| Written instruction |
Copy every item below character for character, leaving out the pictures.

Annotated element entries

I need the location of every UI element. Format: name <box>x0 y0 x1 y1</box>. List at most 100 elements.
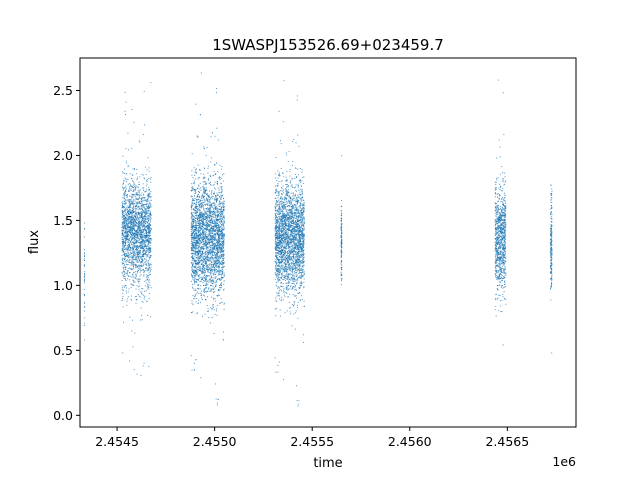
data-point <box>126 259 128 261</box>
data-point <box>127 206 129 208</box>
data-point <box>216 250 218 252</box>
data-point <box>194 225 196 227</box>
data-point <box>217 214 219 216</box>
data-point <box>194 245 196 247</box>
data-point <box>125 290 127 292</box>
data-point <box>216 198 218 200</box>
data-point <box>217 262 219 264</box>
data-point <box>123 246 125 248</box>
data-point <box>204 213 206 215</box>
data-point <box>222 238 224 240</box>
data-point <box>123 270 125 272</box>
data-point <box>213 274 215 276</box>
data-point <box>140 244 142 246</box>
data-point <box>135 256 137 258</box>
data-point <box>207 167 209 169</box>
data-point <box>139 222 141 224</box>
data-point <box>135 229 137 231</box>
data-point <box>143 216 145 218</box>
data-point <box>193 271 195 273</box>
data-point <box>140 224 142 226</box>
data-point <box>204 176 206 178</box>
data-point <box>146 276 148 278</box>
data-point <box>201 279 203 281</box>
data-point <box>211 220 213 222</box>
data-point <box>213 254 215 256</box>
data-point <box>214 313 216 315</box>
data-point <box>195 210 197 212</box>
data-point <box>131 215 133 217</box>
data-point <box>201 235 203 237</box>
data-point <box>223 255 225 257</box>
data-point <box>213 207 215 209</box>
data-point <box>197 268 199 270</box>
data-point <box>144 204 146 206</box>
data-point <box>149 248 151 250</box>
data-point <box>147 215 149 217</box>
data-point <box>128 253 130 255</box>
data-point <box>132 250 134 252</box>
data-point <box>218 231 220 233</box>
data-point <box>131 226 133 228</box>
data-point <box>195 205 197 207</box>
data-point <box>129 230 131 232</box>
data-point <box>211 263 213 265</box>
data-point <box>146 183 148 185</box>
data-point <box>201 234 203 236</box>
data-point <box>136 179 138 181</box>
data-point <box>136 247 138 249</box>
data-point <box>138 201 140 203</box>
data-point <box>127 257 129 259</box>
data-point <box>200 234 202 236</box>
data-point <box>142 234 144 236</box>
data-point <box>204 199 206 201</box>
data-point <box>150 214 152 216</box>
data-point <box>193 180 195 182</box>
data-point <box>124 273 126 275</box>
data-point <box>123 246 125 248</box>
data-point <box>205 232 207 234</box>
data-point <box>141 216 143 218</box>
data-point <box>121 216 123 218</box>
data-point <box>206 192 208 194</box>
data-point <box>126 255 128 257</box>
data-point <box>198 195 200 197</box>
data-point <box>205 210 207 212</box>
data-point <box>123 224 125 226</box>
data-point <box>217 219 219 221</box>
data-point <box>197 236 199 238</box>
data-point <box>211 192 213 194</box>
data-point <box>133 229 135 231</box>
data-point <box>125 225 127 227</box>
data-point <box>223 331 224 333</box>
data-point <box>210 222 212 224</box>
data-point <box>201 278 203 280</box>
data-point <box>212 243 214 245</box>
data-point <box>140 221 142 223</box>
data-point <box>205 299 207 301</box>
data-point <box>217 230 219 232</box>
data-point <box>198 250 200 252</box>
data-point <box>211 256 213 258</box>
data-point <box>135 193 137 195</box>
data-point <box>148 189 150 191</box>
data-point <box>146 282 148 284</box>
data-point <box>209 211 211 213</box>
data-point <box>200 229 202 231</box>
data-point <box>216 314 218 316</box>
data-point <box>144 249 146 251</box>
data-point <box>136 230 138 232</box>
data-point <box>135 257 137 259</box>
data-point <box>207 266 209 268</box>
data-point <box>122 225 124 227</box>
data-point <box>126 228 128 230</box>
data-point <box>194 281 196 283</box>
data-point <box>194 269 196 271</box>
data-point <box>127 230 129 232</box>
data-point <box>146 204 148 206</box>
data-point <box>132 213 134 215</box>
data-point <box>135 273 137 275</box>
data-point <box>222 233 224 235</box>
data-point <box>215 219 217 221</box>
data-point <box>144 225 146 227</box>
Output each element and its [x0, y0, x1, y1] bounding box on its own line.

| Completed exercise |
I need the location of every UI element. Format: name <box>x0 y0 x1 y1</box>. List at most 100 elements.
data-point <box>126 259 128 261</box>
data-point <box>127 206 129 208</box>
data-point <box>216 250 218 252</box>
data-point <box>194 225 196 227</box>
data-point <box>217 214 219 216</box>
data-point <box>194 245 196 247</box>
data-point <box>125 290 127 292</box>
data-point <box>216 198 218 200</box>
data-point <box>217 262 219 264</box>
data-point <box>123 246 125 248</box>
data-point <box>204 213 206 215</box>
data-point <box>222 238 224 240</box>
data-point <box>123 270 125 272</box>
data-point <box>213 274 215 276</box>
data-point <box>140 244 142 246</box>
data-point <box>135 256 137 258</box>
data-point <box>207 167 209 169</box>
data-point <box>139 222 141 224</box>
data-point <box>135 229 137 231</box>
data-point <box>143 216 145 218</box>
data-point <box>193 271 195 273</box>
data-point <box>140 224 142 226</box>
data-point <box>204 176 206 178</box>
data-point <box>146 276 148 278</box>
data-point <box>201 279 203 281</box>
data-point <box>211 220 213 222</box>
data-point <box>213 254 215 256</box>
data-point <box>214 313 216 315</box>
data-point <box>195 210 197 212</box>
data-point <box>131 215 133 217</box>
data-point <box>201 235 203 237</box>
data-point <box>223 255 225 257</box>
data-point <box>213 207 215 209</box>
data-point <box>197 268 199 270</box>
data-point <box>144 204 146 206</box>
data-point <box>149 248 151 250</box>
data-point <box>147 215 149 217</box>
data-point <box>128 253 130 255</box>
data-point <box>132 250 134 252</box>
data-point <box>218 231 220 233</box>
data-point <box>131 226 133 228</box>
data-point <box>195 205 197 207</box>
data-point <box>129 230 131 232</box>
data-point <box>211 263 213 265</box>
data-point <box>146 183 148 185</box>
data-point <box>201 234 203 236</box>
data-point <box>136 179 138 181</box>
data-point <box>136 247 138 249</box>
data-point <box>138 201 140 203</box>
data-point <box>127 257 129 259</box>
data-point <box>200 234 202 236</box>
data-point <box>142 234 144 236</box>
data-point <box>204 199 206 201</box>
data-point <box>150 214 152 216</box>
data-point <box>193 180 195 182</box>
data-point <box>124 273 126 275</box>
data-point <box>123 246 125 248</box>
data-point <box>205 232 207 234</box>
data-point <box>141 216 143 218</box>
data-point <box>121 216 123 218</box>
data-point <box>206 192 208 194</box>
data-point <box>126 255 128 257</box>
data-point <box>198 195 200 197</box>
data-point <box>205 210 207 212</box>
data-point <box>123 224 125 226</box>
data-point <box>217 219 219 221</box>
data-point <box>197 236 199 238</box>
data-point <box>211 192 213 194</box>
data-point <box>133 229 135 231</box>
data-point <box>125 225 127 227</box>
data-point <box>223 331 224 333</box>
data-point <box>210 222 212 224</box>
data-point <box>201 278 203 280</box>
data-point <box>212 243 214 245</box>
data-point <box>140 221 142 223</box>
data-point <box>205 299 207 301</box>
data-point <box>217 230 219 232</box>
data-point <box>198 250 200 252</box>
data-point <box>211 256 213 258</box>
data-point <box>135 193 137 195</box>
data-point <box>148 189 150 191</box>
data-point <box>146 282 148 284</box>
data-point <box>209 211 211 213</box>
data-point <box>200 229 202 231</box>
data-point <box>216 314 218 316</box>
data-point <box>144 249 146 251</box>
data-point <box>136 230 138 232</box>
data-point <box>135 257 137 259</box>
data-point <box>207 266 209 268</box>
data-point <box>122 225 124 227</box>
data-point <box>126 228 128 230</box>
data-point <box>194 281 196 283</box>
data-point <box>194 269 196 271</box>
data-point <box>127 230 129 232</box>
data-point <box>146 204 148 206</box>
data-point <box>132 213 134 215</box>
data-point <box>135 273 137 275</box>
data-point <box>222 233 224 235</box>
data-point <box>215 219 217 221</box>
data-point <box>144 225 146 227</box>
Output each element and its [x0, y0, x1, y1] bounding box on its own line.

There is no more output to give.